Figure dataset records:
───
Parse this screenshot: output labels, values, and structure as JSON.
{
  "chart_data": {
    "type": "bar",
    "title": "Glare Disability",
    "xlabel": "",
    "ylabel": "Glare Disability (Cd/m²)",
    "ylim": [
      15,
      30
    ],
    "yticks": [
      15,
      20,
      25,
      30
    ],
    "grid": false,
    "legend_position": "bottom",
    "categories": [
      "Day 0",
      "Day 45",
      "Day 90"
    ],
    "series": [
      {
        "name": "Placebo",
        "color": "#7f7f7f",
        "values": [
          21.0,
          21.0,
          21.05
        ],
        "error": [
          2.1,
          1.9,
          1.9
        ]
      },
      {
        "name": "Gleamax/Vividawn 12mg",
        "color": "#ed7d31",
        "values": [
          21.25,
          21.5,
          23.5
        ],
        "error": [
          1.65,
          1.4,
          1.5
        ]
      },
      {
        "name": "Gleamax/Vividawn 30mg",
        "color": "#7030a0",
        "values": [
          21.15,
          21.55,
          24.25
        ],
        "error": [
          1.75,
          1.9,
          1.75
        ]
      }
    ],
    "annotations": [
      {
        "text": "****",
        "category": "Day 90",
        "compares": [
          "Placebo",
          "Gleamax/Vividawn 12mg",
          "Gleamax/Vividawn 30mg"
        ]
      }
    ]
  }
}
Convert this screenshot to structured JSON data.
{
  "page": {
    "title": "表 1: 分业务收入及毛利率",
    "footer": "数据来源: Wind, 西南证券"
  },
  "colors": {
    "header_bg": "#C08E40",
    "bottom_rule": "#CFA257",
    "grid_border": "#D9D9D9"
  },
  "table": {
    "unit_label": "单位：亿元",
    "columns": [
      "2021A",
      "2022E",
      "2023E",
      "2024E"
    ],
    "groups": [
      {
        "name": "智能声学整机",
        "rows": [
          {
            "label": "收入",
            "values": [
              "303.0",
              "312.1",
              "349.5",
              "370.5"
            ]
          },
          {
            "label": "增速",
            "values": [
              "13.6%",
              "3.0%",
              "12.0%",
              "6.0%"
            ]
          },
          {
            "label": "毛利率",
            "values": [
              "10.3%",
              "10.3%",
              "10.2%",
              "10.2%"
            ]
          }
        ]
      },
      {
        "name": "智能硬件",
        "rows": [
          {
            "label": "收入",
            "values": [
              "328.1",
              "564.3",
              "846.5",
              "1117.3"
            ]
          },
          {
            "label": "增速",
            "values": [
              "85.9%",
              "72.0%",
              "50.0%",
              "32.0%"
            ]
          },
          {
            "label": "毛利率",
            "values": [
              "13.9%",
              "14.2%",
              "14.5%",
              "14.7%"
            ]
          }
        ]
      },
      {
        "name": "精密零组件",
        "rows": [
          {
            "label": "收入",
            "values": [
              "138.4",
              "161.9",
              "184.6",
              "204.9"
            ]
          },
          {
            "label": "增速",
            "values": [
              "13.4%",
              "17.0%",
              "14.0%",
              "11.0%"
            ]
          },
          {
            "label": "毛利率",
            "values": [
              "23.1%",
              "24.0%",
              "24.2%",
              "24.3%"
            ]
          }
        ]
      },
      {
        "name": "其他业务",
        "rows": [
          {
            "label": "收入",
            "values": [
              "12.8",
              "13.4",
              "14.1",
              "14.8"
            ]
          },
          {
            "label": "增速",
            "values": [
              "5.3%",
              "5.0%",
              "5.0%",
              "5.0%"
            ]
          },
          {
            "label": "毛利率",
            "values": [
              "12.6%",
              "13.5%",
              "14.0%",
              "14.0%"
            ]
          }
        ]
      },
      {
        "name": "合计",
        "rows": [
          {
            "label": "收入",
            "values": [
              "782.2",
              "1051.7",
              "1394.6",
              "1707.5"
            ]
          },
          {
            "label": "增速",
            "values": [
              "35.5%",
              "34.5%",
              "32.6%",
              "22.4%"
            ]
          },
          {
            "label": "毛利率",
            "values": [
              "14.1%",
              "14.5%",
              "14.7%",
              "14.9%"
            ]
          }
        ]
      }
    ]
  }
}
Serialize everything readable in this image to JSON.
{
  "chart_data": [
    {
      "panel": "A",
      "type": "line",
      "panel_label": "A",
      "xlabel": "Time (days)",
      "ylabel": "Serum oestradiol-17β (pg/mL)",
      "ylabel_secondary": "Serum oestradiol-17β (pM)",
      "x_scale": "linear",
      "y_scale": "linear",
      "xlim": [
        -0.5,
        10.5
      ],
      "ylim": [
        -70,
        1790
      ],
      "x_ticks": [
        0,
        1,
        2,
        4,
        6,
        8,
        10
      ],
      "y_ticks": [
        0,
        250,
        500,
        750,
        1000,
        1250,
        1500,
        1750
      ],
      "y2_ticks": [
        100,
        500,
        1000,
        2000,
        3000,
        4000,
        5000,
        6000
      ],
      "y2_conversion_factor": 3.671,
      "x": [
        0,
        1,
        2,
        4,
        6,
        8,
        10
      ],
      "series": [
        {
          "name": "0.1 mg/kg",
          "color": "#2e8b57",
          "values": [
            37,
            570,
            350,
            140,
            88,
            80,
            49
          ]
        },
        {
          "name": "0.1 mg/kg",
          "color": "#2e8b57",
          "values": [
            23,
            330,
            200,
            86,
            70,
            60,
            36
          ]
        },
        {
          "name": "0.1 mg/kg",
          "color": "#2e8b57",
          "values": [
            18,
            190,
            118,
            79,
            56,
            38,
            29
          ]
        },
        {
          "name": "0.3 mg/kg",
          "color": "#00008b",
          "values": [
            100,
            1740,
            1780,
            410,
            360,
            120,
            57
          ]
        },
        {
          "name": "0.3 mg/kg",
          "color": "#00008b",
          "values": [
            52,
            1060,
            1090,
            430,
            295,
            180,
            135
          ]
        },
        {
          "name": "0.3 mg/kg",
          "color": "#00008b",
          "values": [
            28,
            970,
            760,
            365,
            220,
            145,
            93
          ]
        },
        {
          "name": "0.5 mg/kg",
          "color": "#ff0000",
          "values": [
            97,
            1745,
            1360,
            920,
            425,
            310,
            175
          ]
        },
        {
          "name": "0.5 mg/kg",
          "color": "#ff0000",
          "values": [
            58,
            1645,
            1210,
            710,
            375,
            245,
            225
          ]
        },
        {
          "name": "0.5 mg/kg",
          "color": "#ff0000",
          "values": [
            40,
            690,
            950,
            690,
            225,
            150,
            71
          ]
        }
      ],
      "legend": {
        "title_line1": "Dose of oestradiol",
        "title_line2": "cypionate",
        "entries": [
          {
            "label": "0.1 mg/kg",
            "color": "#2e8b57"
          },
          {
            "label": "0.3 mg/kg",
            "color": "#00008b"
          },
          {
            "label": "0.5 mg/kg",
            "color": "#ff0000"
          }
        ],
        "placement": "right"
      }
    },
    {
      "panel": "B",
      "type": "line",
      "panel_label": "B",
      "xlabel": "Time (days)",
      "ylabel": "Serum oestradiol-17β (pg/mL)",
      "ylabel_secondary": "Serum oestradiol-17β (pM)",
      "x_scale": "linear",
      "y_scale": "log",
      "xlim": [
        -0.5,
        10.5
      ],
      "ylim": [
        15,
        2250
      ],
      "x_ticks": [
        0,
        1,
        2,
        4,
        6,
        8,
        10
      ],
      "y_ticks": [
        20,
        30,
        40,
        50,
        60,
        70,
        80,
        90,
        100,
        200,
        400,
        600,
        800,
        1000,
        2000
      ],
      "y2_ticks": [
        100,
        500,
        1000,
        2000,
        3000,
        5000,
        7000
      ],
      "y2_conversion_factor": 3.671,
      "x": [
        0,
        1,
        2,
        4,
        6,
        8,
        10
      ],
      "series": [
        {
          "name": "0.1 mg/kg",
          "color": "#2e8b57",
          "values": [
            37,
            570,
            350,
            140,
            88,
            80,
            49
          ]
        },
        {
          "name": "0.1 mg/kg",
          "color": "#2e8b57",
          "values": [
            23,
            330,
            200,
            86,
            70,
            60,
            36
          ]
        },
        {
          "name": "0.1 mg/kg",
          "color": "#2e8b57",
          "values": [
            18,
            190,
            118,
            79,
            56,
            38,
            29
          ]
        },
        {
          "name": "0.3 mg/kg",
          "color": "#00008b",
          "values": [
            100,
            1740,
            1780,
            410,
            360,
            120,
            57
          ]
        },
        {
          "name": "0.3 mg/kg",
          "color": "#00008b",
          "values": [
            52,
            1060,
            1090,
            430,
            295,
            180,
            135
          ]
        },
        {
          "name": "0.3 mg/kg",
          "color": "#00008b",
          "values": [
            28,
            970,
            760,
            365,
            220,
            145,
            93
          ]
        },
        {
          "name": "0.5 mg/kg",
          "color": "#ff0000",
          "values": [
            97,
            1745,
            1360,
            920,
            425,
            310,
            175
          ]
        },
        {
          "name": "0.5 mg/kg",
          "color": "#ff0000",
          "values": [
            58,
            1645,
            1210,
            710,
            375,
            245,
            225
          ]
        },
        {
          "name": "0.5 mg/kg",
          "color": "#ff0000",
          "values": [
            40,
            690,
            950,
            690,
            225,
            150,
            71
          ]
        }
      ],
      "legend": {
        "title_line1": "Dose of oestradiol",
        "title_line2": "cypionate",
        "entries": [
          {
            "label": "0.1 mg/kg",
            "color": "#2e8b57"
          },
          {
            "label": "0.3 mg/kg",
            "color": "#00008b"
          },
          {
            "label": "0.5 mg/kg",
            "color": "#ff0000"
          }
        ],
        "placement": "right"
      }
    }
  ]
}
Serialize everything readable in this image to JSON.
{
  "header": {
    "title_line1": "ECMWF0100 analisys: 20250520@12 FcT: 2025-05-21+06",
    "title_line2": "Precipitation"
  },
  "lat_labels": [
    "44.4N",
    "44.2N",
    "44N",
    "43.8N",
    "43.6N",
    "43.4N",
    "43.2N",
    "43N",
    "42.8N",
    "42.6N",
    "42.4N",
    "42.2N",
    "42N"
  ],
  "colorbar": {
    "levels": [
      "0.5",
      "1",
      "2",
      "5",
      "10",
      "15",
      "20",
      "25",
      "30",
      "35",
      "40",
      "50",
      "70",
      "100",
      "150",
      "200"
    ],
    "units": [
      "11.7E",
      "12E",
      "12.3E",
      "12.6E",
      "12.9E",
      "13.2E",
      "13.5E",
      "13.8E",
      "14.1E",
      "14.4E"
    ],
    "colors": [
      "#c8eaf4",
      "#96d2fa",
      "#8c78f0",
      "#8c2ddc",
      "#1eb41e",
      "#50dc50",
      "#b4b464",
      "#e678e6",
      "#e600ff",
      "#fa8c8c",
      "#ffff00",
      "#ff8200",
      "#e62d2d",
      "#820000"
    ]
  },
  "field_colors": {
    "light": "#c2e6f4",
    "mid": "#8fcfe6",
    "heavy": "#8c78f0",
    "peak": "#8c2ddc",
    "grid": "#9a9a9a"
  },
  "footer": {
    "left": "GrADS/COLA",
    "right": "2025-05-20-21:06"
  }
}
───
-- DIRECTIVE --
Report how many lines of the listing hold the word "Disability", with nothing but the number.

-- WORKED ANSWER --
2